BEGIN
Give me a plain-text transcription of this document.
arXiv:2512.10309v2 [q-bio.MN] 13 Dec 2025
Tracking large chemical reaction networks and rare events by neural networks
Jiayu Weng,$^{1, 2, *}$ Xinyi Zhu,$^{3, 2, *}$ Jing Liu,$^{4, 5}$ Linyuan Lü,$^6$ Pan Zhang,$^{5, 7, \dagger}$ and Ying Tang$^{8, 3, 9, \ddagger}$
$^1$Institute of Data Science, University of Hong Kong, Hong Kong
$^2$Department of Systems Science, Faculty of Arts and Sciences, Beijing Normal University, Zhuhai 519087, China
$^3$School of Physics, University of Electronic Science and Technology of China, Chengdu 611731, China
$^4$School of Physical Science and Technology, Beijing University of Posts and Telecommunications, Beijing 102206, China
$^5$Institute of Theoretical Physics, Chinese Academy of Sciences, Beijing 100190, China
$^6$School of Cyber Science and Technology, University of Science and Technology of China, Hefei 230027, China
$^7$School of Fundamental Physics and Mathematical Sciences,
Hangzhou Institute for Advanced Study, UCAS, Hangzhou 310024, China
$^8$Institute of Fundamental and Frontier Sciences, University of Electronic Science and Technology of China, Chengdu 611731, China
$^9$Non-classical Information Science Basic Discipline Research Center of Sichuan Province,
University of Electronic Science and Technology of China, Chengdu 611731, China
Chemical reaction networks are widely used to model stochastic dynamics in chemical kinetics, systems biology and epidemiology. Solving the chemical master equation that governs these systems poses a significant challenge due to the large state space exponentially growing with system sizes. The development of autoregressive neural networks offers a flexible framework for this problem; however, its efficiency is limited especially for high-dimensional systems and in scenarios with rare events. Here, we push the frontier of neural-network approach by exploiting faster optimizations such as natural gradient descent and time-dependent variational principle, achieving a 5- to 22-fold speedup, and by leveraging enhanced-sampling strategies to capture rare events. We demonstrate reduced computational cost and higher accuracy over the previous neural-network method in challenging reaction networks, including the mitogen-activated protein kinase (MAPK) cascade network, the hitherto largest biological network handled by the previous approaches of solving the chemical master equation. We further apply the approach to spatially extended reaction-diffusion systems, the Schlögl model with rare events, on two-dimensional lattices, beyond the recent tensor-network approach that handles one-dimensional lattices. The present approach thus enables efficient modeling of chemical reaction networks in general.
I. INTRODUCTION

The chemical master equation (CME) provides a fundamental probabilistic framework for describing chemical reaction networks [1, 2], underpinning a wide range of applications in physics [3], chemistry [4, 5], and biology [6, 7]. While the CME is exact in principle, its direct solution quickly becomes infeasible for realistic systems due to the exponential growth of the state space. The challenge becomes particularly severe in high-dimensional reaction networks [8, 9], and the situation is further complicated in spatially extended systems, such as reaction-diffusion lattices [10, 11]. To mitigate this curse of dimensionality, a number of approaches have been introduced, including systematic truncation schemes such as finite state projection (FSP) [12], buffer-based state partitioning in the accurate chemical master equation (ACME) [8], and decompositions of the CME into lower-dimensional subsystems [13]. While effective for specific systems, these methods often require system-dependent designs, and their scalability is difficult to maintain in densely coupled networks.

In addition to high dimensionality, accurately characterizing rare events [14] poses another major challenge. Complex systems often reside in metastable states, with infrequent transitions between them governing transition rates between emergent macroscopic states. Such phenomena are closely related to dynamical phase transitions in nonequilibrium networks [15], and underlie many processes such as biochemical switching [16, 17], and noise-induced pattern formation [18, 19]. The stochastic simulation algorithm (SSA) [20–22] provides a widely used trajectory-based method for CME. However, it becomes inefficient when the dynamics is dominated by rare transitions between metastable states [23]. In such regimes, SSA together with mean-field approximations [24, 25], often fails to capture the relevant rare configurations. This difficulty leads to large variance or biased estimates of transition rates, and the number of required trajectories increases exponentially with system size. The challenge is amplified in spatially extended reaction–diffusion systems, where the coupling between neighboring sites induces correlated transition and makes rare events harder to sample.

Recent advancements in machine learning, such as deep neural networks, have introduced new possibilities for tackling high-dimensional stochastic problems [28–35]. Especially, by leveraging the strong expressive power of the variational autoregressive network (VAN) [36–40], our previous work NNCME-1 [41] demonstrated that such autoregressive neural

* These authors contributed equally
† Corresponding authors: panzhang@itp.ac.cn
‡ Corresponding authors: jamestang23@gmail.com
END
DESCRIPTION OF THE TASK: Within the entries, find all lines holding "Beijing" and copy each one.

RESPONSE:
$^2$Department of Systems Science, Faculty of Arts and Sciences, Beijing Normal University, Zhuhai 519087, China
$^4$School of Physical Science and Technology, Beijing University of Posts and Telecommunications, Beijing 102206, China
$^5$Institute of Theoretical Physics, Chinese Academy of Sciences, Beijing 100190, China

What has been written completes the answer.